*Collection entries*
····················

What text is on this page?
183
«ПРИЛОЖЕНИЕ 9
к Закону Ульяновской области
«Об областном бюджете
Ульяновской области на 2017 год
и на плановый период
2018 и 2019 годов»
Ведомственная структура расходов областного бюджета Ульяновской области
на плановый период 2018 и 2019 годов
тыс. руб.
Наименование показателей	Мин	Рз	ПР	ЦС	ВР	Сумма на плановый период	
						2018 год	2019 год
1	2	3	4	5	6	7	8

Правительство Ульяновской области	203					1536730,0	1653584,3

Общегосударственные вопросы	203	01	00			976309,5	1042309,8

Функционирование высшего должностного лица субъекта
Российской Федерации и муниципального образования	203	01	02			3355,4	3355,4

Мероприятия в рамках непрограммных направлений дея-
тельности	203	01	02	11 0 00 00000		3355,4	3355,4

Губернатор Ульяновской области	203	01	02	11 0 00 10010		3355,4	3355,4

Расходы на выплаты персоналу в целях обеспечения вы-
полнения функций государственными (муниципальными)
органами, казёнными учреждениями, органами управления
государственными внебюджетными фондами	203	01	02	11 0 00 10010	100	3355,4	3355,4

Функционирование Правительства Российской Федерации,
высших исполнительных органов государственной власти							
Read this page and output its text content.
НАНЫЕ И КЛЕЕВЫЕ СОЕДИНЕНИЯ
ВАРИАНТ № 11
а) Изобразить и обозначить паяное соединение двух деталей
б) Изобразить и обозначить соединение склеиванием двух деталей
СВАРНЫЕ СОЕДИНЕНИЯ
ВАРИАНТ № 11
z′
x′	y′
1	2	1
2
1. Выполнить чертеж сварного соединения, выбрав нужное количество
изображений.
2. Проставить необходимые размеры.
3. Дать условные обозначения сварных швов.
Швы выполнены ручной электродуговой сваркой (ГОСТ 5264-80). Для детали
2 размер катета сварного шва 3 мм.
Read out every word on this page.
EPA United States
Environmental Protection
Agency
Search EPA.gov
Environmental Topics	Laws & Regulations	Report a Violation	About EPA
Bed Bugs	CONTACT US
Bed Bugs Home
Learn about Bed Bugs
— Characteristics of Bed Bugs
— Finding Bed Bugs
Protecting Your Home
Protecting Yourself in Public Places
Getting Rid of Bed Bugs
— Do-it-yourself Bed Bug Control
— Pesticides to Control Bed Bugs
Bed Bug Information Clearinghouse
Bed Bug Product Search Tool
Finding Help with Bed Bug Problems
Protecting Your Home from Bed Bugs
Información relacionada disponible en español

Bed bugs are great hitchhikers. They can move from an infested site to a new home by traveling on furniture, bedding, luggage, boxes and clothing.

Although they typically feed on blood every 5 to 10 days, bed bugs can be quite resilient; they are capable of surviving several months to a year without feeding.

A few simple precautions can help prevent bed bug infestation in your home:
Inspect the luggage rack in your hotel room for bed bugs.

····················

*The request*
Exact output of every entry is required.

*Correct output*
What text is on this page?
183
«ПРИЛОЖЕНИЕ 9
к Закону Ульяновской области
«Об областном бюджете
Ульяновской области на 2017 год
и на плановый период
2018 и 2019 годов»
Ведомственная структура расходов областного бюджета Ульяновской области
на плановый период 2018 и 2019 годов
тыс. руб.
Наименование показателей	Мин	Рз	ПР	ЦС	ВР	Сумма на плановый период	
						2018 год	2019 год
1	2	3	4	5	6	7	8

Правительство Ульяновской области	203					1536730,0	1653584,3

Общегосударственные вопросы	203	01	00			976309,5	1042309,8

Функционирование высшего должностного лица субъекта
Российской Федерации и муниципального образования	203	01	02			3355,4	3355,4

Мероприятия в рамках непрограммных направлений дея-
тельности	203	01	02	11 0 00 00000		3355,4	3355,4

Губернатор Ульяновской области	203	01	02	11 0 00 10010		3355,4	3355,4

Расходы на выплаты персоналу в целях обеспечения вы-
полнения функций государственными (муниципальными)
органами, казёнными учреждениями, органами управления
государственными внебюджетными фондами	203	01	02	11 0 00 10010	100	3355,4	3355,4

Функционирование Правительства Российской Федерации,
высших исполнительных органов государственной власти							
Read this page and output its text content.
НАНЫЕ И КЛЕЕВЫЕ СОЕДИНЕНИЯ
ВАРИАНТ № 11
а) Изобразить и обозначить паяное соединение двух деталей
б) Изобразить и обозначить соединение склеиванием двух деталей
СВАРНЫЕ СОЕДИНЕНИЯ
ВАРИАНТ № 11
z′
x′	y′
1	2	1
2
1. Выполнить чертеж сварного соединения, выбрав нужное количество
изображений.
2. Проставить необходимые размеры.
3. Дать условные обозначения сварных швов.
Швы выполнены ручной электродуговой сваркой (ГОСТ 5264-80). Для детали
2 размер катета сварного шва 3 мм.
Read out every word on this page.
EPA United States
Environmental Protection
Agency
Search EPA.gov
Environmental Topics	Laws & Regulations	Report a Violation	About EPA
Bed Bugs	CONTACT US
Bed Bugs Home
Learn about Bed Bugs
— Characteristics of Bed Bugs
— Finding Bed Bugs
Protecting Your Home
Protecting Yourself in Public Places
Getting Rid of Bed Bugs
— Do-it-yourself Bed Bug Control
— Pesticides to Control Bed Bugs
Bed Bug Information Clearinghouse
Bed Bug Product Search Tool
Finding Help with Bed Bug Problems
Protecting Your Home from Bed Bugs
Información relacionada disponible en español

Bed bugs are great hitchhikers. They can move from an infested site to a new home by traveling on furniture, bedding, luggage, boxes and clothing.

Although they typically feed on blood every 5 to 10 days, bed bugs can be quite resilient; they are capable of surviving several months to a year without feeding.

A few simple precautions can help prevent bed bug infestation in your home:
Inspect the luggage rack in your hotel room for bed bugs.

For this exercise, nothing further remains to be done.